EXTRACT –
----

The form's checklist includes a Google mapping locator, allowing users to pinpoint where the sighting occurred and what the kite was doing at the time.
Citizen sightings of the bird a decade ago helped form the boundaries of the Waccamaw National Wildlife Refuge near Georgetown.
The 18,000 acres of managed refuge is one of the state's most productive swallow-tailed kite nesting sites in the state.
Future sightings could be used to identify which parcels of the refuge's 54,000-acre acquisition area to preserve next.
Craig Sasser, refuge manager, said they are using current sightings to help design a road through the refuge, hoping to keep it from affecting nest sites.
Those citizen reports make up for the staff Sasser doesn't have.
Sasser said the birds are hard to locate and often disappear once they see signs of man.
Whitehead said scientists would have to spend hours upon hours and thousands of dollars compiling the information that citizens have.

----

DATA EXTRACTS –
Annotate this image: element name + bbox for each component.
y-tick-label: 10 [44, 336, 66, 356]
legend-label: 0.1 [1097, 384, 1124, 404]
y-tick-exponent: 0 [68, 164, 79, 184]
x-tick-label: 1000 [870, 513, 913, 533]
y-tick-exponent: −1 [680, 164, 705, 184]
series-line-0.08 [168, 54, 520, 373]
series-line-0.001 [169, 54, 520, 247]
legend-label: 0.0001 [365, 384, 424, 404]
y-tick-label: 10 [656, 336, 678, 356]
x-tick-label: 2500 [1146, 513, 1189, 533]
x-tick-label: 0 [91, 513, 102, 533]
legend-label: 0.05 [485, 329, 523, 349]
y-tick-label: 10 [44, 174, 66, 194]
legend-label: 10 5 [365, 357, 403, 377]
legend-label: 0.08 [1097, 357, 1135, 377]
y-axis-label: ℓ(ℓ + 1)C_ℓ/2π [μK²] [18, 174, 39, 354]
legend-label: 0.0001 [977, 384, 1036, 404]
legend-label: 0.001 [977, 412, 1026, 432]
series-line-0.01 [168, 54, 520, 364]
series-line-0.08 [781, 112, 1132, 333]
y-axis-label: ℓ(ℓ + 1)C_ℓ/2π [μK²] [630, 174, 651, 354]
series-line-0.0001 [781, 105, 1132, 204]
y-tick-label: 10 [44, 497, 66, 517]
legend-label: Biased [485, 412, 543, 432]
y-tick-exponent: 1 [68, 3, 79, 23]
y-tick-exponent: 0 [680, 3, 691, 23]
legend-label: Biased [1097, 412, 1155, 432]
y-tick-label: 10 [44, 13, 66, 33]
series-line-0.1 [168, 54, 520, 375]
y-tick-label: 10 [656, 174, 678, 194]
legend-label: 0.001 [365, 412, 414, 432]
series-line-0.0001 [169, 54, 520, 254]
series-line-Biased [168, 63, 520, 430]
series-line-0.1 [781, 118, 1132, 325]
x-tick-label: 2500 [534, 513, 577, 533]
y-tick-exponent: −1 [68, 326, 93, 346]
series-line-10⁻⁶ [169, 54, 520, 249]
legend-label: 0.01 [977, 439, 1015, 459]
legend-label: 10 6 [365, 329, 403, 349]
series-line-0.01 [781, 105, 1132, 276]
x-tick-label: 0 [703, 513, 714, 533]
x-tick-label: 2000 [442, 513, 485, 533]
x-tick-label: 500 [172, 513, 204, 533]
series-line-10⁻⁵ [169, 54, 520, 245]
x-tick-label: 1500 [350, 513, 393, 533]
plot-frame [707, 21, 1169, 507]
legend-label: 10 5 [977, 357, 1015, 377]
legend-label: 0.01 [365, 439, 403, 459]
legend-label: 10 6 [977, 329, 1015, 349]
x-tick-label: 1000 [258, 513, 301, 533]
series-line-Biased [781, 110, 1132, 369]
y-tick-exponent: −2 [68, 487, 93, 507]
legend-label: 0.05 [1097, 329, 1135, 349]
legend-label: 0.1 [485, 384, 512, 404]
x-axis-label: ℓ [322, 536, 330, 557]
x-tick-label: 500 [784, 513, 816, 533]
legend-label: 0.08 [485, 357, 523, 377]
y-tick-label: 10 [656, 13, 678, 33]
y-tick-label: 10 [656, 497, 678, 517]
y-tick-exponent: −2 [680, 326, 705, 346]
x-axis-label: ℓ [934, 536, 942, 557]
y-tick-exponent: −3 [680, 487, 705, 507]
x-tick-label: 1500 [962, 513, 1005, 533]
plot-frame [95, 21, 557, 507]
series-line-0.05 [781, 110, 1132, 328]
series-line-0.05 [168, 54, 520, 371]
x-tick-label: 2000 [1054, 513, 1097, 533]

----

PROBLEMS TO SOLVE –
[A] Answer these from the kite article:
(i) How many acres of managed refuge does it mention?
(ii) How large is the refuge's acquisition area?
(iii) What is Craig Sasser using current sightings to help design?
[B] Which decisions about the refuge's land does the kite article say citizen sightings have shaped or could shape? List all of them.
The listing is separate material, unrelated to the kite article.

ANSWERS BY ITEM –
[A]
(i) 18,000 acres
(ii) 54,000 acres
(iii) A road through the refuge

[B]
- Forming the boundaries of the Waccamaw National Wildlife Refuge
- Identifying which parcels of the acquisition area to preserve next
- Designing a road through the refuge so that it does not affect nest sites